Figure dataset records

--- begin ---

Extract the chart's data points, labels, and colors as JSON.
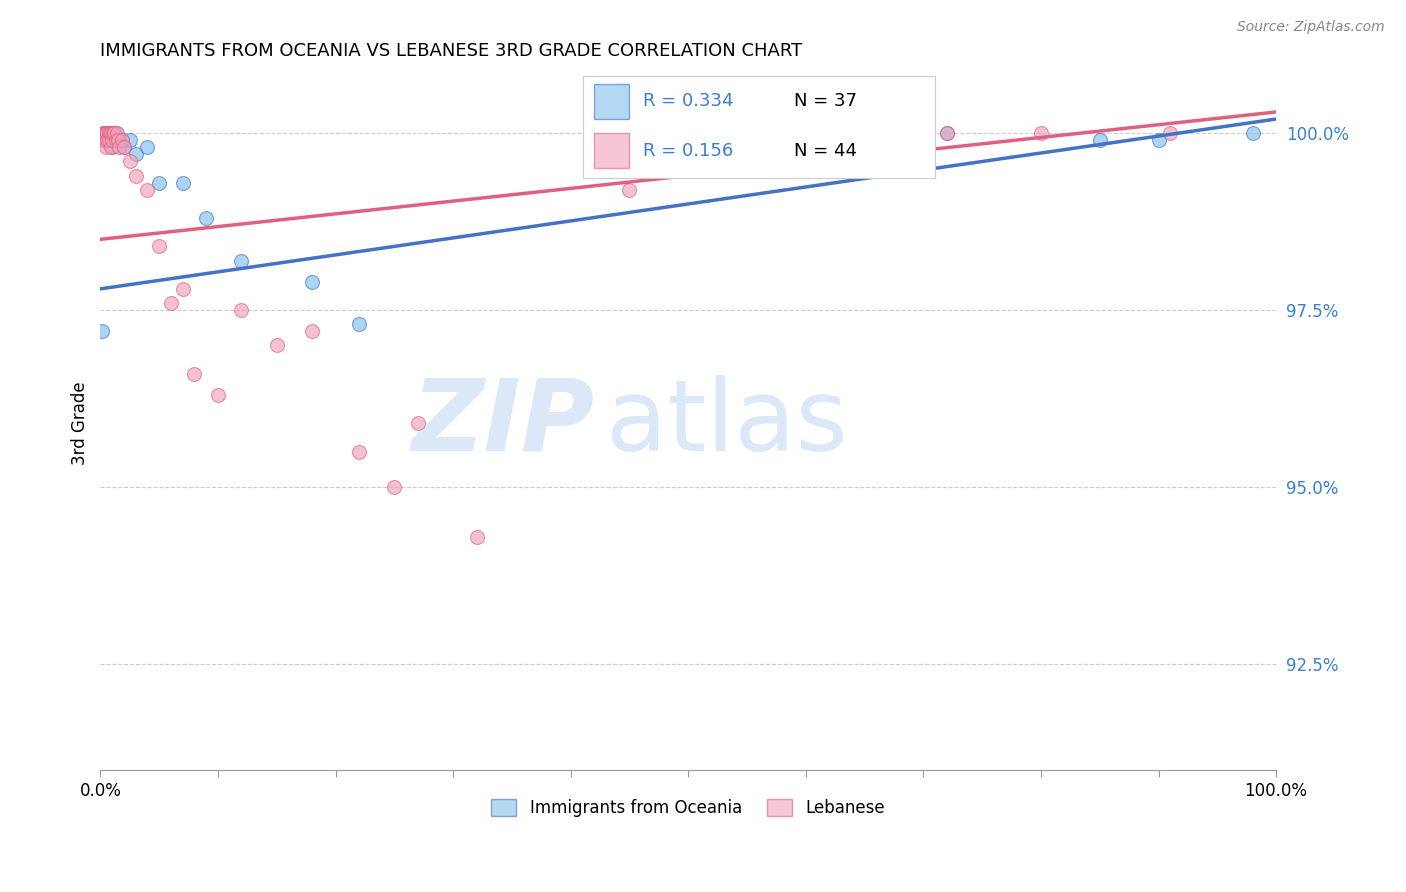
{
  "title": "IMMIGRANTS FROM OCEANIA VS LEBANESE 3RD GRADE CORRELATION CHART",
  "source": "Source: ZipAtlas.com",
  "ylabel": "3rd Grade",
  "ytick_labels": [
    "92.5%",
    "95.0%",
    "97.5%",
    "100.0%"
  ],
  "ytick_values": [
    0.925,
    0.95,
    0.975,
    1.0
  ],
  "xlim": [
    0.0,
    1.0
  ],
  "ylim": [
    0.91,
    1.008
  ],
  "legend_blue_label": "Immigrants from Oceania",
  "legend_pink_label": "Lebanese",
  "legend_R_blue": "R = 0.334",
  "legend_N_blue": "N = 37",
  "legend_R_pink": "R = 0.156",
  "legend_N_pink": "N = 44",
  "blue_color": "#7fbfea",
  "pink_color": "#f0a0b8",
  "blue_line_color": "#4472c4",
  "pink_line_color": "#e06080",
  "watermark_zip": "ZIP",
  "watermark_atlas": "atlas",
  "watermark_color": "#dce8f8",
  "blue_x": [
    0.001,
    0.002,
    0.003,
    0.004,
    0.004,
    0.005,
    0.006,
    0.006,
    0.007,
    0.007,
    0.008,
    0.009,
    0.009,
    0.01,
    0.01,
    0.011,
    0.012,
    0.012,
    0.013,
    0.015,
    0.016,
    0.018,
    0.02,
    0.025,
    0.03,
    0.04,
    0.05,
    0.07,
    0.09,
    0.12,
    0.18,
    0.22,
    0.6,
    0.72,
    0.85,
    0.9,
    0.98
  ],
  "blue_y": [
    0.972,
    0.999,
    1.0,
    1.0,
    1.0,
    1.0,
    1.0,
    1.0,
    1.0,
    0.999,
    1.0,
    1.0,
    0.999,
    1.0,
    0.998,
    1.0,
    1.0,
    0.999,
    1.0,
    0.999,
    0.999,
    0.999,
    0.998,
    0.999,
    0.997,
    0.998,
    0.993,
    0.993,
    0.988,
    0.982,
    0.979,
    0.973,
    1.0,
    1.0,
    0.999,
    0.999,
    1.0
  ],
  "pink_x": [
    0.001,
    0.002,
    0.003,
    0.003,
    0.004,
    0.005,
    0.005,
    0.006,
    0.006,
    0.007,
    0.007,
    0.008,
    0.009,
    0.009,
    0.01,
    0.011,
    0.012,
    0.013,
    0.014,
    0.015,
    0.016,
    0.018,
    0.02,
    0.025,
    0.03,
    0.04,
    0.05,
    0.06,
    0.07,
    0.08,
    0.1,
    0.12,
    0.15,
    0.18,
    0.22,
    0.25,
    0.27,
    0.32,
    0.45,
    0.55,
    0.65,
    0.72,
    0.8,
    0.91
  ],
  "pink_y": [
    0.999,
    1.0,
    1.0,
    0.999,
    1.0,
    1.0,
    0.998,
    1.0,
    0.999,
    1.0,
    0.999,
    1.0,
    0.998,
    1.0,
    0.999,
    1.0,
    1.0,
    0.999,
    1.0,
    0.999,
    0.998,
    0.999,
    0.998,
    0.996,
    0.994,
    0.992,
    0.984,
    0.976,
    0.978,
    0.966,
    0.963,
    0.975,
    0.97,
    0.972,
    0.955,
    0.95,
    0.959,
    0.943,
    0.992,
    0.998,
    1.0,
    1.0,
    1.0,
    1.0
  ]
}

--- end ---

## Exercise requirements
Give every line above again exactly, with no pictures.

## Solution
Extract the chart's data points, labels, and colors as JSON.
{
  "title": "IMMIGRANTS FROM OCEANIA VS LEBANESE 3RD GRADE CORRELATION CHART",
  "source": "Source: ZipAtlas.com",
  "ylabel": "3rd Grade",
  "ytick_labels": [
    "92.5%",
    "95.0%",
    "97.5%",
    "100.0%"
  ],
  "ytick_values": [
    0.925,
    0.95,
    0.975,
    1.0
  ],
  "xlim": [
    0.0,
    1.0
  ],
  "ylim": [
    0.91,
    1.008
  ],
  "legend_blue_label": "Immigrants from Oceania",
  "legend_pink_label": "Lebanese",
  "legend_R_blue": "R = 0.334",
  "legend_N_blue": "N = 37",
  "legend_R_pink": "R = 0.156",
  "legend_N_pink": "N = 44",
  "blue_color": "#7fbfea",
  "pink_color": "#f0a0b8",
  "blue_line_color": "#4472c4",
  "pink_line_color": "#e06080",
  "watermark_zip": "ZIP",
  "watermark_atlas": "atlas",
  "watermark_color": "#dce8f8",
  "blue_x": [
    0.001,
    0.002,
    0.003,
    0.004,
    0.004,
    0.005,
    0.006,
    0.006,
    0.007,
    0.007,
    0.008,
    0.009,
    0.009,
    0.01,
    0.01,
    0.011,
    0.012,
    0.012,
    0.013,
    0.015,
    0.016,
    0.018,
    0.02,
    0.025,
    0.03,
    0.04,
    0.05,
    0.07,
    0.09,
    0.12,
    0.18,
    0.22,
    0.6,
    0.72,
    0.85,
    0.9,
    0.98
  ],
  "blue_y": [
    0.972,
    0.999,
    1.0,
    1.0,
    1.0,
    1.0,
    1.0,
    1.0,
    1.0,
    0.999,
    1.0,
    1.0,
    0.999,
    1.0,
    0.998,
    1.0,
    1.0,
    0.999,
    1.0,
    0.999,
    0.999,
    0.999,
    0.998,
    0.999,
    0.997,
    0.998,
    0.993,
    0.993,
    0.988,
    0.982,
    0.979,
    0.973,
    1.0,
    1.0,
    0.999,
    0.999,
    1.0
  ],
  "pink_x": [
    0.001,
    0.002,
    0.003,
    0.003,
    0.004,
    0.005,
    0.005,
    0.006,
    0.006,
    0.007,
    0.007,
    0.008,
    0.009,
    0.009,
    0.01,
    0.011,
    0.012,
    0.013,
    0.014,
    0.015,
    0.016,
    0.018,
    0.02,
    0.025,
    0.03,
    0.04,
    0.05,
    0.06,
    0.07,
    0.08,
    0.1,
    0.12,
    0.15,
    0.18,
    0.22,
    0.25,
    0.27,
    0.32,
    0.45,
    0.55,
    0.65,
    0.72,
    0.8,
    0.91
  ],
  "pink_y": [
    0.999,
    1.0,
    1.0,
    0.999,
    1.0,
    1.0,
    0.998,
    1.0,
    0.999,
    1.0,
    0.999,
    1.0,
    0.998,
    1.0,
    0.999,
    1.0,
    1.0,
    0.999,
    1.0,
    0.999,
    0.998,
    0.999,
    0.998,
    0.996,
    0.994,
    0.992,
    0.984,
    0.976,
    0.978,
    0.966,
    0.963,
    0.975,
    0.97,
    0.972,
    0.955,
    0.95,
    0.959,
    0.943,
    0.992,
    0.998,
    1.0,
    1.0,
    1.0,
    1.0
  ]
}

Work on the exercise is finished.